Drosophila has a pair of ovaries each composed of 16–20 ovarioles. Ovarioles usually consist of 6 to 7 sequentially more mature egg chambers, each separated by short chains of interfollicular stalk cells and subdivided into 14 stages (S1 to S14). Each ovariole is contained within a muscular sheath that helps maintain the linear order of the egg chambers and helps to move them posteriorly with time. An ovariole is divided into an anterior germarium and a posterior vitellarium, with two to three stem cells located at the anterior of each ovariole. These stem cells divide asymmetrically to produce a daughter stem cell and a cystoblast. The cystoblast undergoes four rounds of mitosis, with incomplete cytokinesis at each mitotic division, resulting in the formation of a cyst of 16 cells or cystocytes, interconnected by cytoplasmic bridges called ring canals (Mahowald and Kambysellis, 1980). Two of the cells of the cyst possess 4 ring canals and behave like “pro-oocytes,” since they both form complete synaptonemal complexes and accumulate oocyte specific markers. Finally, one of the 4-ring canal cells becomes the oocyte while the other 4-ring canal cell and the remaining 14 cystocytes develop as nurse cells performing nutritive roles for the oocyte. The cyst of 16 cells becomes surrounded by a layer of somatic follicle cells to form an egg chamber that exits from the germarium and progresses through the vitellarium, maturing as it does so (Spradling, 1993b).

It is within the germarium that the critical events of choosing the oocyte and its positioning posterior to the nurse cells occur. The germarium is divided into several region: region 1 contains the germline stem cells, the mitotically dividing cystoblasts, and the 2- to 8-cell cysts. Region 2a contains 16-cell cysts, with two or more occupying the width of the germarium. In region 2b, the cysts flatten to form a 1-cell thick lens-shaped disc, which extends across the whole width of the germarium. By this stage, the oocyte has been chosen and lies in the centre of the cyst; ∼2 somatic stem cells are found in this region of the germarium and they divide and start to migrate to surround the cyst to separate it from the preceding cyst. The most posterior region of the germarium, region 3 (also known as S1), contains only a single cyst, completely surrounded by somatic follicle cells. The cyst is now spherical in shape with the oocyte positioned at the posterior. This positioning is the first visible sign of AP polarity. The cyst, or egg chamber as it is now called, is ready to enter the vitellarium, where it matures. The development from region 1 to region 3 takes approximately 3 days (King, 1970; Spradling, 1993a; Margolis and Spradling, 1995; González-Reyes and St Johnston, 1998).

» **HOW TO COMPLETE THIS TASK**
Continue the passage on Drosophila oogenesis from its last sentence.

» **DATA EXTRACT**
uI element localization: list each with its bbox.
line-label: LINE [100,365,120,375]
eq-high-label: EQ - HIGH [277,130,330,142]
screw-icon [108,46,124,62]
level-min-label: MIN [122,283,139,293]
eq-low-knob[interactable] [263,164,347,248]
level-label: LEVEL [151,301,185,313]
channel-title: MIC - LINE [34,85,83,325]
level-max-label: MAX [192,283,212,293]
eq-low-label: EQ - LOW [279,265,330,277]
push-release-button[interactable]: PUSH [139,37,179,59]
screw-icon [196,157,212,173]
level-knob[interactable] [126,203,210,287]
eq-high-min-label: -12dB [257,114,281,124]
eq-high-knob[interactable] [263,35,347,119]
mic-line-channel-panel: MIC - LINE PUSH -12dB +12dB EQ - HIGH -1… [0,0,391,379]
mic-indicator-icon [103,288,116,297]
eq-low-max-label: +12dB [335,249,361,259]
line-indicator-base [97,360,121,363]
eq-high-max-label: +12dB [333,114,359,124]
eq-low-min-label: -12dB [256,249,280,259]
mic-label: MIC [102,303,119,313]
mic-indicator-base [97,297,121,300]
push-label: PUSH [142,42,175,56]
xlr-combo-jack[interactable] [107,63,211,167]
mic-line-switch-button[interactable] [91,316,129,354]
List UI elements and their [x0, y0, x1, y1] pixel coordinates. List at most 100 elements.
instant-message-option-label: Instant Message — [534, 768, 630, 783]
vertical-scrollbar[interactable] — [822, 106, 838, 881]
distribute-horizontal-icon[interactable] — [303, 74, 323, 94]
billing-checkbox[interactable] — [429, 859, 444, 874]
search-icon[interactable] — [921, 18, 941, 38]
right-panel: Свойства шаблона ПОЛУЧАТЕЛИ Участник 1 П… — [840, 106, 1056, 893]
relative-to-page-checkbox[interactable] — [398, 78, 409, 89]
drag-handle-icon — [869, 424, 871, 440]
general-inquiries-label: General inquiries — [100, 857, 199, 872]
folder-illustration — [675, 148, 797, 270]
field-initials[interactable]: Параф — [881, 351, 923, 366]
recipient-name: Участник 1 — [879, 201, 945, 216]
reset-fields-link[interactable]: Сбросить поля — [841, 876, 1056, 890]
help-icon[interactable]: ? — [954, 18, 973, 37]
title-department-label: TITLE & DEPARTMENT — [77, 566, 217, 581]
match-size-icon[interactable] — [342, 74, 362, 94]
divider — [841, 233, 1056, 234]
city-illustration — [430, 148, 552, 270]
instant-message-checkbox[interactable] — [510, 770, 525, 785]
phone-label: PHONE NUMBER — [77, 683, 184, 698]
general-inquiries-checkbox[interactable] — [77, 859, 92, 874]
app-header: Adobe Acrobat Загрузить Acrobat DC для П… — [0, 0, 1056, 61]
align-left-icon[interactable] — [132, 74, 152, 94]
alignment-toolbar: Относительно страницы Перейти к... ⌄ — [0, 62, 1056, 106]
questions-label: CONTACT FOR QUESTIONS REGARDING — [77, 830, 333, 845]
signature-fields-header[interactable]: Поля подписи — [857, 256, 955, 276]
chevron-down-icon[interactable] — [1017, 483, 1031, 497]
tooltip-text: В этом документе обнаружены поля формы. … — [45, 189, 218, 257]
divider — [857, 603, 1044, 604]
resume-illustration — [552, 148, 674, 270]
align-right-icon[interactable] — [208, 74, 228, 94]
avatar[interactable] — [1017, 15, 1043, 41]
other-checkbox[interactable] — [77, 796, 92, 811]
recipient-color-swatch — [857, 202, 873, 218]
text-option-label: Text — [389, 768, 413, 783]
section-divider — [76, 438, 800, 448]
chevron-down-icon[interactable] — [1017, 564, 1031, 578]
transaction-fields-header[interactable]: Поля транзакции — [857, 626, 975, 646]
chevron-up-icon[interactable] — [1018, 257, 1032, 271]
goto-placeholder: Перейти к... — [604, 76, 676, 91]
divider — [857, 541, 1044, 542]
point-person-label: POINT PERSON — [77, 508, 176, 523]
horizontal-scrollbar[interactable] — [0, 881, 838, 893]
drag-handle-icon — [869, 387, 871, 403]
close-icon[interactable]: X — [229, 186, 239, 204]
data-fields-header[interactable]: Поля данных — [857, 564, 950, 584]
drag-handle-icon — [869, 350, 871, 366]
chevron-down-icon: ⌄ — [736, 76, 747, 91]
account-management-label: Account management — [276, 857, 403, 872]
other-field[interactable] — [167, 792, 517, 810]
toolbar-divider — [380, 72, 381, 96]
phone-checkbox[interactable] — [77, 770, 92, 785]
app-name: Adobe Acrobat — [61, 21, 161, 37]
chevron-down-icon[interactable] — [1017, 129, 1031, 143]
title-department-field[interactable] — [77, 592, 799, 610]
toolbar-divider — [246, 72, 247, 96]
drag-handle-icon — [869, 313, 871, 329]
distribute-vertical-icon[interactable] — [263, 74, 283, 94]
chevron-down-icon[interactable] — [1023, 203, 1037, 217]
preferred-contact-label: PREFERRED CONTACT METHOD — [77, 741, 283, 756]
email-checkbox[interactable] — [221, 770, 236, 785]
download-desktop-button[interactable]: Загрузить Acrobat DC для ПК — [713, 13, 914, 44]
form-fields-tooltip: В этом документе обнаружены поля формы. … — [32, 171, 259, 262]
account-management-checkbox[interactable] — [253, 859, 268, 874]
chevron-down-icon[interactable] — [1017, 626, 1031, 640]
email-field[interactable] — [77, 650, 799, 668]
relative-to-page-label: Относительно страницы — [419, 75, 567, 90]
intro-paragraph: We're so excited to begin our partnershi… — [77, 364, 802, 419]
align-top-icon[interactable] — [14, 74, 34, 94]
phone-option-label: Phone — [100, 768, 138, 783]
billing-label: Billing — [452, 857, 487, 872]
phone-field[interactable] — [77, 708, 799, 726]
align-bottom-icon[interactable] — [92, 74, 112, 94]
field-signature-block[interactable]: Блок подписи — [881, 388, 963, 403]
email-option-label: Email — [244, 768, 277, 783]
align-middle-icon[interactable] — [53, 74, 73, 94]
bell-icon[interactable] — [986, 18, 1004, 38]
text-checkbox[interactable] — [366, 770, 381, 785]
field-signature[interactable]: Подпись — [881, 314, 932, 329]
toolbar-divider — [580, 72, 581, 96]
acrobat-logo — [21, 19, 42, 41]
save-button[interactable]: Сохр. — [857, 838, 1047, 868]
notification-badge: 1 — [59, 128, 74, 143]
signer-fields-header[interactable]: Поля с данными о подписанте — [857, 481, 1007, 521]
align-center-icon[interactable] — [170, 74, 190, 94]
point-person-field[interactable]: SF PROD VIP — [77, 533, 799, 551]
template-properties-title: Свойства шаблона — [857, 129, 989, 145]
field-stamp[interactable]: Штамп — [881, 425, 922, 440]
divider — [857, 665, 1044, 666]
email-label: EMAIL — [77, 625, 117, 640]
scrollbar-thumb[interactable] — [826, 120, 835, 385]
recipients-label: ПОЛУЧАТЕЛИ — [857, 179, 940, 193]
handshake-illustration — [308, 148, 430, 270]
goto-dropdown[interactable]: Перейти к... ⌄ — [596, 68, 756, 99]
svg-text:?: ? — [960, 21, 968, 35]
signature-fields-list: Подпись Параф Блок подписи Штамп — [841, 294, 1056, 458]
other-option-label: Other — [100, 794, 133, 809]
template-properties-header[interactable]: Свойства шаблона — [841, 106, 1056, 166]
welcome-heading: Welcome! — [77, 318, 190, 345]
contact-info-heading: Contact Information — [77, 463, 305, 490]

» **REPLY TO THE EXERCISE**
The Oocyte Is Selected Correctly in dic Mutants

The penetrance of the oocyte mispositioning phenotype was analyzed by raising dic1 females at 25°C, dissecting their ovaries, and staining them with Rhodamine-phalloidin to visualize filamentous actin. Eleven percent of egg chambers contain a misplaced oocyte (n = 368), with the majority of these egg chambers being of the bipolar type. Egg chambers with the oocyte in a lateral position or at the anterior pole are seen too, but less frequently than bipolar egg chambers (Fig. 1A,B). The percentage of misplaced oocytes in dic mutants is much higher than that seen in spn mutants where it is about 2%.

Figure 1. Mutant phenotypes displayed by dic1 egg chambers. A, B: Egg chambers stained with Rhodamine-phalloidin to visualise F-actin. The wild-type egg chamber in A shows the oocyte at the posterior. B: Mutant egg chamber with the oocyte in a lateral position. C, D: Anti-Gurken staining of S9 egg chambers. Both the mutant and the wild-type exhibit normal levels and localisation of Gurken protein. E, F: Egg chambers stained with Rhodamine-phalloidin in red and OliGreen to label DNA in green. Oo, oocyte; arrowheads indicate the karyosome. In this and all following Figures, the orientation of S2 and older egg chambers is with the anterior to the left and dorsal up.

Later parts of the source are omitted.